[Start Stored records]

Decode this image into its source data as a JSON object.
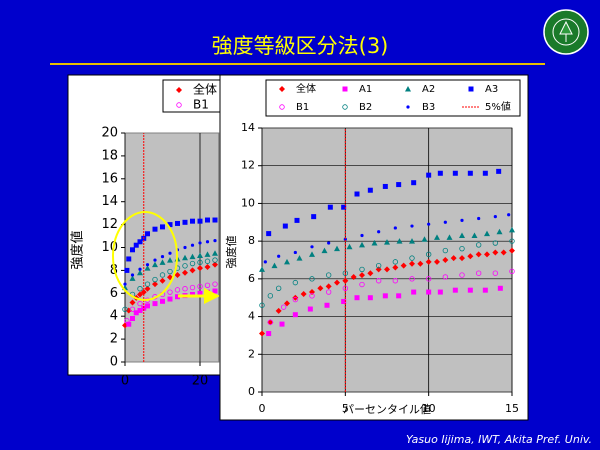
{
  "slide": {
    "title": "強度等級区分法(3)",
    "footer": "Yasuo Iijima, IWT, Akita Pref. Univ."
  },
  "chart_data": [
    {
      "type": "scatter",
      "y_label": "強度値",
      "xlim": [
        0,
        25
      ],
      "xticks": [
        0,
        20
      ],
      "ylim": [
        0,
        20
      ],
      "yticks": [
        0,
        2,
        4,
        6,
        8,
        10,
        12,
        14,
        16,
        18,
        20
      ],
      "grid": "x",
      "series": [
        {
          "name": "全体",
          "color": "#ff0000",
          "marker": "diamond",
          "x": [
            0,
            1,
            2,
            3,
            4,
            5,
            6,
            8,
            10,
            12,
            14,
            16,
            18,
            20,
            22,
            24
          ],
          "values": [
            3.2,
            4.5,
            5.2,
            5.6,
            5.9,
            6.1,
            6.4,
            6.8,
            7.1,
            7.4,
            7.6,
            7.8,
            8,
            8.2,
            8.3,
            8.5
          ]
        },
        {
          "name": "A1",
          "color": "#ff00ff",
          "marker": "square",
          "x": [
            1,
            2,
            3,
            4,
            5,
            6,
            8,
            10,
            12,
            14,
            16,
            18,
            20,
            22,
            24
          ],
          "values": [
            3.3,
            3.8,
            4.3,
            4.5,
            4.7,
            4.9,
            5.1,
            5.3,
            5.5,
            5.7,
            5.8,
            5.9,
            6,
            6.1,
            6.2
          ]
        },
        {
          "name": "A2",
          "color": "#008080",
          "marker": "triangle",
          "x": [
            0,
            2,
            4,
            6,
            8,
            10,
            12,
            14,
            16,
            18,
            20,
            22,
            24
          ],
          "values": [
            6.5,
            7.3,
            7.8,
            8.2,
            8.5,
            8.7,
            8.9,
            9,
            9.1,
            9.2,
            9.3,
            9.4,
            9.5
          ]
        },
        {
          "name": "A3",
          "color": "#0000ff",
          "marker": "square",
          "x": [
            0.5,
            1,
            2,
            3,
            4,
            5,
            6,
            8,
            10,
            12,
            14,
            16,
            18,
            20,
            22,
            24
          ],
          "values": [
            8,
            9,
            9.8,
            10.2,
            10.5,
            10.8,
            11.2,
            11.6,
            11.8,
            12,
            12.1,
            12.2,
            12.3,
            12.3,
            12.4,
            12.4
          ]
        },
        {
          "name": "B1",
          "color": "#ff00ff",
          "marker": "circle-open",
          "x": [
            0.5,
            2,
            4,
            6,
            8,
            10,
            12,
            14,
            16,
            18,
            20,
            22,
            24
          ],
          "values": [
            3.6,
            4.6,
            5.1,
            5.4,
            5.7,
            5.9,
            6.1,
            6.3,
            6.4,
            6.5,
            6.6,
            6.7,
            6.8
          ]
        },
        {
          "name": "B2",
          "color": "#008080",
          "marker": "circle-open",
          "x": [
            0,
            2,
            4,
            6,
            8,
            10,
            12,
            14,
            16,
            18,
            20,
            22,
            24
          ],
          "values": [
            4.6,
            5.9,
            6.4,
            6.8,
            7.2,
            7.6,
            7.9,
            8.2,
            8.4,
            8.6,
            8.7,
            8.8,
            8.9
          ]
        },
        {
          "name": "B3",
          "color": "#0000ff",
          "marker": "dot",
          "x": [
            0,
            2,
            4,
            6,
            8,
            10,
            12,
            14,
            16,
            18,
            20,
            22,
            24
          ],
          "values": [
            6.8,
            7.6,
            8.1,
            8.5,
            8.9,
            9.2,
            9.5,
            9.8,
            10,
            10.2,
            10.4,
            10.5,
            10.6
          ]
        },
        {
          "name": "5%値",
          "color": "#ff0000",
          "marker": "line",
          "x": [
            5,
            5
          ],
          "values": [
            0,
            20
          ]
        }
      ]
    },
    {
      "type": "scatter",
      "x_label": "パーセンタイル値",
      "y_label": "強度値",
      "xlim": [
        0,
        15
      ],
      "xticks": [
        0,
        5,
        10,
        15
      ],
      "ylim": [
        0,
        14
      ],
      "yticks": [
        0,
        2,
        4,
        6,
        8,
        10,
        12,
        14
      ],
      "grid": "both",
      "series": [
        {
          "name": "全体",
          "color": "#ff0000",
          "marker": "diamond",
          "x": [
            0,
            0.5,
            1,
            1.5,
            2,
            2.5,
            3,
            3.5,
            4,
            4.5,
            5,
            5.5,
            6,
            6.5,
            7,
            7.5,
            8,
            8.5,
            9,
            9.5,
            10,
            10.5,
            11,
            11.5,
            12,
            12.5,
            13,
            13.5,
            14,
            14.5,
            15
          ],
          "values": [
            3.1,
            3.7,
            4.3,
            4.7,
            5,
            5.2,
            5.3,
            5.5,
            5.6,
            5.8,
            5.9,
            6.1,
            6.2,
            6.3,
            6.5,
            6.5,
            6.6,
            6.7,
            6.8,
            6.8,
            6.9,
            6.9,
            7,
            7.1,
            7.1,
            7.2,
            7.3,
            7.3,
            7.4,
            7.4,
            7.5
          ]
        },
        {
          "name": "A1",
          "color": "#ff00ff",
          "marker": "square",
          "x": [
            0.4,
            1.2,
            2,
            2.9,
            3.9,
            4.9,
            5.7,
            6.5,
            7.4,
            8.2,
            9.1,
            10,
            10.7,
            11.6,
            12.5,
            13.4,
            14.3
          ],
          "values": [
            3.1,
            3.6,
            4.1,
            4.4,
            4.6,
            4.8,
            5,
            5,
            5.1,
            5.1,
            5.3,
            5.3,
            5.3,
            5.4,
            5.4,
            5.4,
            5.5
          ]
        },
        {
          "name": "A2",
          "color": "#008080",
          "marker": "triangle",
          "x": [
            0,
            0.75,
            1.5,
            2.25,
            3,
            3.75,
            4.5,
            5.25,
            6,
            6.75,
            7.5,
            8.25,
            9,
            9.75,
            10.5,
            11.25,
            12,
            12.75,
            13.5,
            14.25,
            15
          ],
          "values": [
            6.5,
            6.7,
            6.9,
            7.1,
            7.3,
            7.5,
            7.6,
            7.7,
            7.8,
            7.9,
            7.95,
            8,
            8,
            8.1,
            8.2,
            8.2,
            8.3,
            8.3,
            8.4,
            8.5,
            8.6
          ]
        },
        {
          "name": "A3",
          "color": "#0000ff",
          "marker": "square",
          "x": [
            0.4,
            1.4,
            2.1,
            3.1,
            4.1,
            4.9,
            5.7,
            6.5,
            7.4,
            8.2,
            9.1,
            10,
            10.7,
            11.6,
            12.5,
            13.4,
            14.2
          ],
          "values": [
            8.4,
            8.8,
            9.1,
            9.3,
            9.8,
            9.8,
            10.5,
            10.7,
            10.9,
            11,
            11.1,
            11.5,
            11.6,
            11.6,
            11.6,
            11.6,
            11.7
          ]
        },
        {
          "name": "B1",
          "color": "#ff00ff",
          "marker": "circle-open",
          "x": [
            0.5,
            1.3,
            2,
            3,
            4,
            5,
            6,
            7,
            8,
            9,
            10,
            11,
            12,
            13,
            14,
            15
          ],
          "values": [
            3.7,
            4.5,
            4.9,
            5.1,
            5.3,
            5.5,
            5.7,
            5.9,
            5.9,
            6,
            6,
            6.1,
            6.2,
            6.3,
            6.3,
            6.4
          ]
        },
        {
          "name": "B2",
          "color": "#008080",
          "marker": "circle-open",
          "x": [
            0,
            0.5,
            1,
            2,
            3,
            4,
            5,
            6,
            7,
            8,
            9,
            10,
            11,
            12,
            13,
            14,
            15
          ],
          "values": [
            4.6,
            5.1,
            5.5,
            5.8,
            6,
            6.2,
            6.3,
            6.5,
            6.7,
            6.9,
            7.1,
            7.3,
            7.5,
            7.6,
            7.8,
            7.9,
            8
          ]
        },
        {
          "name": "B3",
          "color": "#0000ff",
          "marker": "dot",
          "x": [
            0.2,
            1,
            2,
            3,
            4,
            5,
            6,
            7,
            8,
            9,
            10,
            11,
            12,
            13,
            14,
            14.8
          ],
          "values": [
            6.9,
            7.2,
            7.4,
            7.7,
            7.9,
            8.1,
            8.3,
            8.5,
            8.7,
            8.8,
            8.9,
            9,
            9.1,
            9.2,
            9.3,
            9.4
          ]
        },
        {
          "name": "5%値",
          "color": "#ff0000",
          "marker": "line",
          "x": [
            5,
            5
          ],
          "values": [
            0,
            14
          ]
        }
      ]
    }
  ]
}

[End Stored records]
[Start Stored records]

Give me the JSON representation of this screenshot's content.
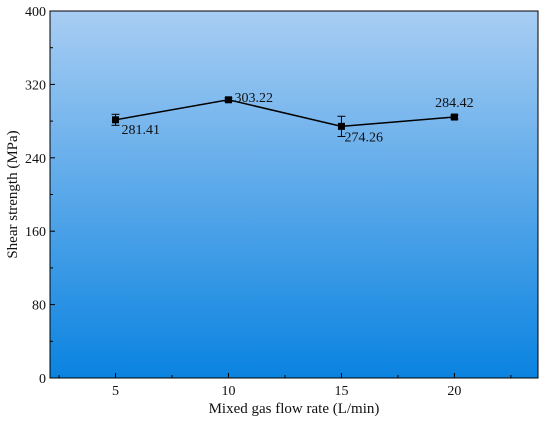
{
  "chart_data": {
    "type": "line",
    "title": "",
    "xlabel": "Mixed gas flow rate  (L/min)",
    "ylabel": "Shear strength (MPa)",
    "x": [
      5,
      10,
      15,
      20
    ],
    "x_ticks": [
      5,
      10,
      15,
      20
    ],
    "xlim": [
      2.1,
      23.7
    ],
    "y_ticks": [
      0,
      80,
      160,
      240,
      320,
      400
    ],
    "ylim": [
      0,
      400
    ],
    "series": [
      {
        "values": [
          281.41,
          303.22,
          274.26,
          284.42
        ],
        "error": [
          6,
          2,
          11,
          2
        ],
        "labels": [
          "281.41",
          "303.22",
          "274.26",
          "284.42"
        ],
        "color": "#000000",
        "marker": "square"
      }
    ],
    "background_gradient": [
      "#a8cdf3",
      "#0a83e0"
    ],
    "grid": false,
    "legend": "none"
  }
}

[End Stored records]
[Start Stored records]

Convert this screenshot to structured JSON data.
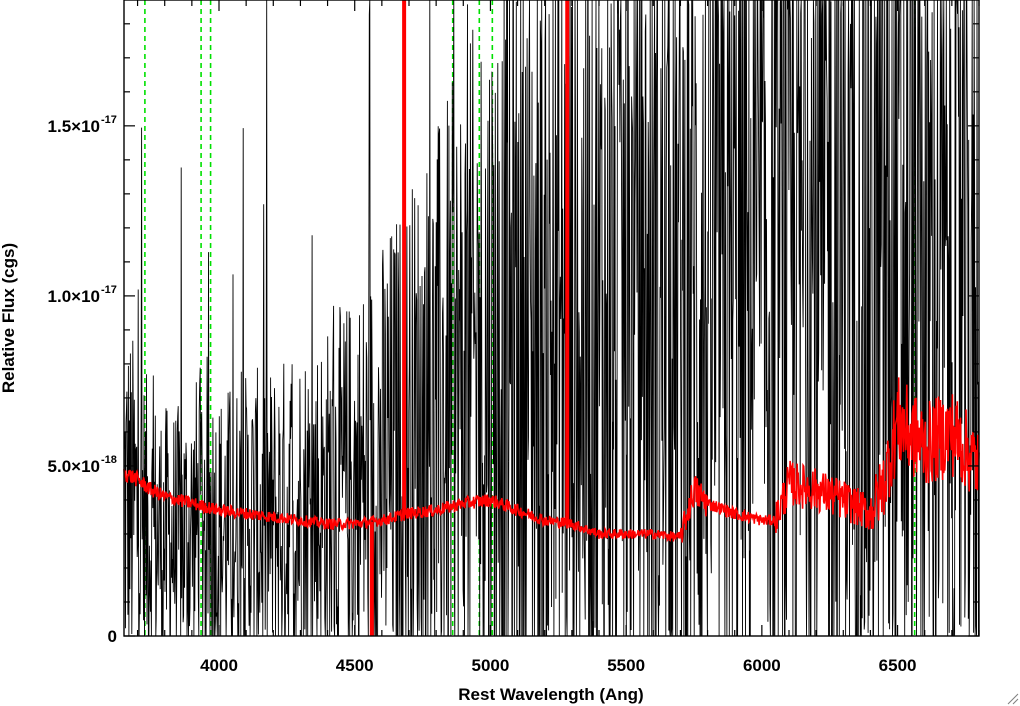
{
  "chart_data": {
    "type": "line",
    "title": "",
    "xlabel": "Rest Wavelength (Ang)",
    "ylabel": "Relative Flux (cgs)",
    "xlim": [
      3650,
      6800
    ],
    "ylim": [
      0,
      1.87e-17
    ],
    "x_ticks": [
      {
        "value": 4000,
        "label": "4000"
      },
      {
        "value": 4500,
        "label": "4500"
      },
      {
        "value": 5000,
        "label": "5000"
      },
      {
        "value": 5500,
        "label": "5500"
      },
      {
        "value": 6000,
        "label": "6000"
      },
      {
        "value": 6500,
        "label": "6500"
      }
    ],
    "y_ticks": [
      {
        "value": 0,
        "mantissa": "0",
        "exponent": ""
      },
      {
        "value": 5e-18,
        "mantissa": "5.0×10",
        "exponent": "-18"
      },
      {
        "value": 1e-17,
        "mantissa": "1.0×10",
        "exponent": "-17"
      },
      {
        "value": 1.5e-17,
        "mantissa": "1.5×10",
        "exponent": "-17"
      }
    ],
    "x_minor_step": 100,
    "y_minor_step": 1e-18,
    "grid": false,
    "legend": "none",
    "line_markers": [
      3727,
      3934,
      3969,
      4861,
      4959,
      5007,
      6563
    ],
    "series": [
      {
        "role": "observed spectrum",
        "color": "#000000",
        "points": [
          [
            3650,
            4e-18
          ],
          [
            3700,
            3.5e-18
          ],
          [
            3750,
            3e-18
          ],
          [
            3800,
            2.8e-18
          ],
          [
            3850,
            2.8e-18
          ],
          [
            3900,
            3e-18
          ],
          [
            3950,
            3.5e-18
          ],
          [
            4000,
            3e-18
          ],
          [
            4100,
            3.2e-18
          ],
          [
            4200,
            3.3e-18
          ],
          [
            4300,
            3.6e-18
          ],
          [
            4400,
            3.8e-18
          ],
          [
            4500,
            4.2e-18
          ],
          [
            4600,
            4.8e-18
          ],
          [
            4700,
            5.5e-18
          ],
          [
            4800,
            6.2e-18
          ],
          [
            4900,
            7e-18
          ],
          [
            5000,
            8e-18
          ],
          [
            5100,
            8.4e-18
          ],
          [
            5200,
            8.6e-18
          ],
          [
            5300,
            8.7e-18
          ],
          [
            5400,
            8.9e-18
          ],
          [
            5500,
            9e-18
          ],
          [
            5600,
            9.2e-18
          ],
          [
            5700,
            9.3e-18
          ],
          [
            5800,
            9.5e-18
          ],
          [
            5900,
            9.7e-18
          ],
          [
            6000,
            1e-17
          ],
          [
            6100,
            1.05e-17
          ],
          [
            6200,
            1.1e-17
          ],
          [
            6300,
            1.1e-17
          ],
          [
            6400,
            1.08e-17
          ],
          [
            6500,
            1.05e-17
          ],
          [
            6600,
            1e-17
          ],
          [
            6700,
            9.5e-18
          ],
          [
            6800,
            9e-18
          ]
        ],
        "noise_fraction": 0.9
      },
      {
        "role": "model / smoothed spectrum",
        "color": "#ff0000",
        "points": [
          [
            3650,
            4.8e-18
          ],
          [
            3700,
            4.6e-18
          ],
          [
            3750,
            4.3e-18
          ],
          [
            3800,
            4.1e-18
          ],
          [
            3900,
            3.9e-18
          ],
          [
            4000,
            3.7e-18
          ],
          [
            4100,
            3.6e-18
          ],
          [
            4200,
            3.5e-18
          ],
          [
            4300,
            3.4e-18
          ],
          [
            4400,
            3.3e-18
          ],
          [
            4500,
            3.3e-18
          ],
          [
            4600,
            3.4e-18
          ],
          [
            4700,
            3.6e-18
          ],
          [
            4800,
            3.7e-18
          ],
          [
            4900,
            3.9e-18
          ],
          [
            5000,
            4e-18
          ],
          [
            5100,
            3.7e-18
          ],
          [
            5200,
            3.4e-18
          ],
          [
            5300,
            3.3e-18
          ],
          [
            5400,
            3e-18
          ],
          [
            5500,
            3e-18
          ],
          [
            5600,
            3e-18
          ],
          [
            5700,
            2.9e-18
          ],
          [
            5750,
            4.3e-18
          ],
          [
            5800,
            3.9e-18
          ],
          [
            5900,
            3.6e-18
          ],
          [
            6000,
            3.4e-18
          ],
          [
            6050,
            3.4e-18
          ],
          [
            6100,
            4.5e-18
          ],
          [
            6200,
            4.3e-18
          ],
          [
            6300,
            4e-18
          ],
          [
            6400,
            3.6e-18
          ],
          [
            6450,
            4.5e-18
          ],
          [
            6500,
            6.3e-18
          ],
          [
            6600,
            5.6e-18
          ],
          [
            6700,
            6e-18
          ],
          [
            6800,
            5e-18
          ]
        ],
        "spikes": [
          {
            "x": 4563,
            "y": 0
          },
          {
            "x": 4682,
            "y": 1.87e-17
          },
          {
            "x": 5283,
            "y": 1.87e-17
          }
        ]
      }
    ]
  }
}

[End Stored records]

* [Task instructions] Make a copy of each line that contains the string "role".

* [Output for this task]
        "role": "observed spectrum",
        "role": "model / smoothed spectrum",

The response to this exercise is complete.